## start EXERCISE MATERIALS
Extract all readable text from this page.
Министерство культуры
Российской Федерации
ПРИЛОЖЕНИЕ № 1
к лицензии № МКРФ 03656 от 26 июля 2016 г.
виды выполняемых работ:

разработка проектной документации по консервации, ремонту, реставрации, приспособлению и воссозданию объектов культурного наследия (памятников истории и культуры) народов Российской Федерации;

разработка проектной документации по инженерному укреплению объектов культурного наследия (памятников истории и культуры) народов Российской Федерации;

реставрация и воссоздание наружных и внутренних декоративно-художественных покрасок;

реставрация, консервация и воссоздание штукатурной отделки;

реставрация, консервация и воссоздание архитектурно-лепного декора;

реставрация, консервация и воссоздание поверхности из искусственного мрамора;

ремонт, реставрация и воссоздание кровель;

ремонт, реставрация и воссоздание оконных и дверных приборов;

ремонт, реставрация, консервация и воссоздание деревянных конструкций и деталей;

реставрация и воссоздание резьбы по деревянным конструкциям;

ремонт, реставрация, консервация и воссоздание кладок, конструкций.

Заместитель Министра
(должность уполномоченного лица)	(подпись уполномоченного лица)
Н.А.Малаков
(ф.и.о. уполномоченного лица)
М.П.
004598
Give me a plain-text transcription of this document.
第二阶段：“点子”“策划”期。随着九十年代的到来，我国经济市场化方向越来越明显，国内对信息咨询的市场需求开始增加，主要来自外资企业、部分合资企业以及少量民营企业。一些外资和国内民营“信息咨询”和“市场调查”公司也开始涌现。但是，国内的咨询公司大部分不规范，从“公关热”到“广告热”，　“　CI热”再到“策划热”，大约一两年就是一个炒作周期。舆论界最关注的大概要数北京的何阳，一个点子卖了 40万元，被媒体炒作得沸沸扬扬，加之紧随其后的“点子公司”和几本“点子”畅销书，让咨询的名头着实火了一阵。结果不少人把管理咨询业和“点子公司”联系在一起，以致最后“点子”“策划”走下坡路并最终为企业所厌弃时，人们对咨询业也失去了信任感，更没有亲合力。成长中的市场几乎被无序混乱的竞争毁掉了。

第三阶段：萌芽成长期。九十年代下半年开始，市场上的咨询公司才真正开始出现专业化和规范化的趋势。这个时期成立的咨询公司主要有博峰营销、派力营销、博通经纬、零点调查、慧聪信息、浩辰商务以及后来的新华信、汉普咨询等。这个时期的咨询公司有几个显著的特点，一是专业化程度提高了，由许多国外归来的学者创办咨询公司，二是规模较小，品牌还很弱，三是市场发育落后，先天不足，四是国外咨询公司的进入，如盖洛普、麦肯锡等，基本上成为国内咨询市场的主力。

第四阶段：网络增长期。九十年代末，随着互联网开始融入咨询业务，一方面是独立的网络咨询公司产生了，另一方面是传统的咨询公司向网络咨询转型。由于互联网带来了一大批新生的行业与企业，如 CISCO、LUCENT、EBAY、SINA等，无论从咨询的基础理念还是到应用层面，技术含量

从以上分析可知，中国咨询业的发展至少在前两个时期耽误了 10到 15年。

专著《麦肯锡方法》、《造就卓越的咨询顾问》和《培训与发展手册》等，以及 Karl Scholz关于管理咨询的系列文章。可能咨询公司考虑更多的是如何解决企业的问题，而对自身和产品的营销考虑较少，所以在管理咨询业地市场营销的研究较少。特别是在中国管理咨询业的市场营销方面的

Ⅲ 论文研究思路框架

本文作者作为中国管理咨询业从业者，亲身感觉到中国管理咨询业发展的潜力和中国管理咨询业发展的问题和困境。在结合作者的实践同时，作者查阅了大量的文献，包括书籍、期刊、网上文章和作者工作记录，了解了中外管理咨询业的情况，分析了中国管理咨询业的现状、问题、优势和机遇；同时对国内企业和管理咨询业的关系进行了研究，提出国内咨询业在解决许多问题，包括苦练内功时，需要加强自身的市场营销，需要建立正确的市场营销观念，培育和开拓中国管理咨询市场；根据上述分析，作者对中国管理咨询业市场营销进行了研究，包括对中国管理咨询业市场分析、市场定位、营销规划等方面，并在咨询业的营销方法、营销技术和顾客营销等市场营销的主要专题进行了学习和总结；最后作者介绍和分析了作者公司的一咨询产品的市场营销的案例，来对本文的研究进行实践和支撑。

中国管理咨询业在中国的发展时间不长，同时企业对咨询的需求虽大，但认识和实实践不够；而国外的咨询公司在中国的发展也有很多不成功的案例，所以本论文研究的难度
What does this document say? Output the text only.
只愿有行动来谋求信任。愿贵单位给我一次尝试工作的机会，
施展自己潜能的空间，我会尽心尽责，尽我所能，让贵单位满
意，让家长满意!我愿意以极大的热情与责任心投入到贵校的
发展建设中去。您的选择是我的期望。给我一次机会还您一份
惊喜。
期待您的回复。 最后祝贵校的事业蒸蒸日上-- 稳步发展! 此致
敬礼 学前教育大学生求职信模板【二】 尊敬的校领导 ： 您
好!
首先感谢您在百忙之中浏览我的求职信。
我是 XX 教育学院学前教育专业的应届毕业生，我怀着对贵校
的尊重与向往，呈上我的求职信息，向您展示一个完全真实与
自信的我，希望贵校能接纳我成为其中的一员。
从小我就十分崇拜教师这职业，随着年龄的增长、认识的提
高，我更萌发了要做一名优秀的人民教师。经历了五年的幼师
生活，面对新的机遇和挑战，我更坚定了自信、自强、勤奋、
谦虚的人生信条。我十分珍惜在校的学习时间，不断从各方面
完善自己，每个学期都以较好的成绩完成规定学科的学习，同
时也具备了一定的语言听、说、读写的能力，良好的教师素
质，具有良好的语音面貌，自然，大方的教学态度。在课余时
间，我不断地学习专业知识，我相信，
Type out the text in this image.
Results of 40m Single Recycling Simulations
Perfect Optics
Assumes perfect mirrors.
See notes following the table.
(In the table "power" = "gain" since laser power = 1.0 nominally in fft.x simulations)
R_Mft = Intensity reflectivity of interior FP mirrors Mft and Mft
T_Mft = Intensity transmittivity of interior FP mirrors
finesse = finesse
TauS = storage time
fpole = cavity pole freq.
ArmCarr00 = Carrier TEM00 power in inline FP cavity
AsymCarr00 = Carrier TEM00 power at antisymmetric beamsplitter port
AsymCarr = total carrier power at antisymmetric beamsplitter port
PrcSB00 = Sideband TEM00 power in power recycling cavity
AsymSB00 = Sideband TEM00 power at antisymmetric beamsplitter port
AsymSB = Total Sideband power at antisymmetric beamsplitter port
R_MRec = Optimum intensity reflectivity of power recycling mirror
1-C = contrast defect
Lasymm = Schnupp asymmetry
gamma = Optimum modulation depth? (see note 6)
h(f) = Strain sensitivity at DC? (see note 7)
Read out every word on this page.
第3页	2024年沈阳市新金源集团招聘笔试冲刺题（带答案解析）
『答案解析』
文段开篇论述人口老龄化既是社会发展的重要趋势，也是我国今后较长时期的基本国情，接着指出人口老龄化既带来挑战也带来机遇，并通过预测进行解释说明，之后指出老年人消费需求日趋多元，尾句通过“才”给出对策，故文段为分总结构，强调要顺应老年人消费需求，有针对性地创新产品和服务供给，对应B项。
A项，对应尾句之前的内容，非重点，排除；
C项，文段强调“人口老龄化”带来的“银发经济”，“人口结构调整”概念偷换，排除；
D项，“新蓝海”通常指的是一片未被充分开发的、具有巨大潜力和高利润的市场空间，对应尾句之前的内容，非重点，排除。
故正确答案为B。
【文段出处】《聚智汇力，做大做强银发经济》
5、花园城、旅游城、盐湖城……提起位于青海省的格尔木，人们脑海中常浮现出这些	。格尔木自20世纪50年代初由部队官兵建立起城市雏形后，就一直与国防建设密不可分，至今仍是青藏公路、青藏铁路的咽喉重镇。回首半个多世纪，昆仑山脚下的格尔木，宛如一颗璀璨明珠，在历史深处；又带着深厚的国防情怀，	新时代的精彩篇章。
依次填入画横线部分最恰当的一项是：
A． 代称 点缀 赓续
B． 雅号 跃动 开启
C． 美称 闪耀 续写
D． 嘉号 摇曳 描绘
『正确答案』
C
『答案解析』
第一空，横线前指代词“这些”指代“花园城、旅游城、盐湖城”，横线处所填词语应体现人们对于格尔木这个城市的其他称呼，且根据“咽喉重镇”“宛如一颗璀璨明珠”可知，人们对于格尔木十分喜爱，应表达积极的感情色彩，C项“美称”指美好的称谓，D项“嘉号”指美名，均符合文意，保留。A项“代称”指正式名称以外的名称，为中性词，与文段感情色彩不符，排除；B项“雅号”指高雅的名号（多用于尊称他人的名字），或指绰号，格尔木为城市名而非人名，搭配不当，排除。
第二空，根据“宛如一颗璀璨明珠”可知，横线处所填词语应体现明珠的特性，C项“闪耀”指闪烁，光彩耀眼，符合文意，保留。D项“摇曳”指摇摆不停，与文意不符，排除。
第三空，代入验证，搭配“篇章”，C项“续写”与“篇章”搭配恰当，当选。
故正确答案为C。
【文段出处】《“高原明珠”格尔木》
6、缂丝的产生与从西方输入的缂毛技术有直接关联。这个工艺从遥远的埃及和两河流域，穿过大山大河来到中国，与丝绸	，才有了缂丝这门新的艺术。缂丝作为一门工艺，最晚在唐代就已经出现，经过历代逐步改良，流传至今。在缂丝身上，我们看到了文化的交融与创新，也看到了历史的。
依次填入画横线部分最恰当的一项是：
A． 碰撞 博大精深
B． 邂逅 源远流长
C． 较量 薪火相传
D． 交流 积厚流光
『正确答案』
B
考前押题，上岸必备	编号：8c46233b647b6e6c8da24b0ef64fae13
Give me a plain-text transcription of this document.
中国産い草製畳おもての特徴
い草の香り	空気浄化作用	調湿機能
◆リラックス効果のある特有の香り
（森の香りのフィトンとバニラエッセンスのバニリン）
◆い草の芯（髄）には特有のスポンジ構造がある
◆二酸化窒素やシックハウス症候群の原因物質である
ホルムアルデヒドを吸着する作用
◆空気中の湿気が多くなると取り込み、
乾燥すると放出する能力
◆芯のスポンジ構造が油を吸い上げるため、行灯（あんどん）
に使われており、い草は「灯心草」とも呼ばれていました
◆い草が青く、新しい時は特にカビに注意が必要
## end EXERCISE MATERIALS
- [STATED TASK]
Locate all lines holding the word "Optimum", then copy them out.

- [TASK SOLUTION]
R_MRec = Optimum intensity reflectivity of power recycling mirror
gamma = Optimum modulation depth? (see note 6)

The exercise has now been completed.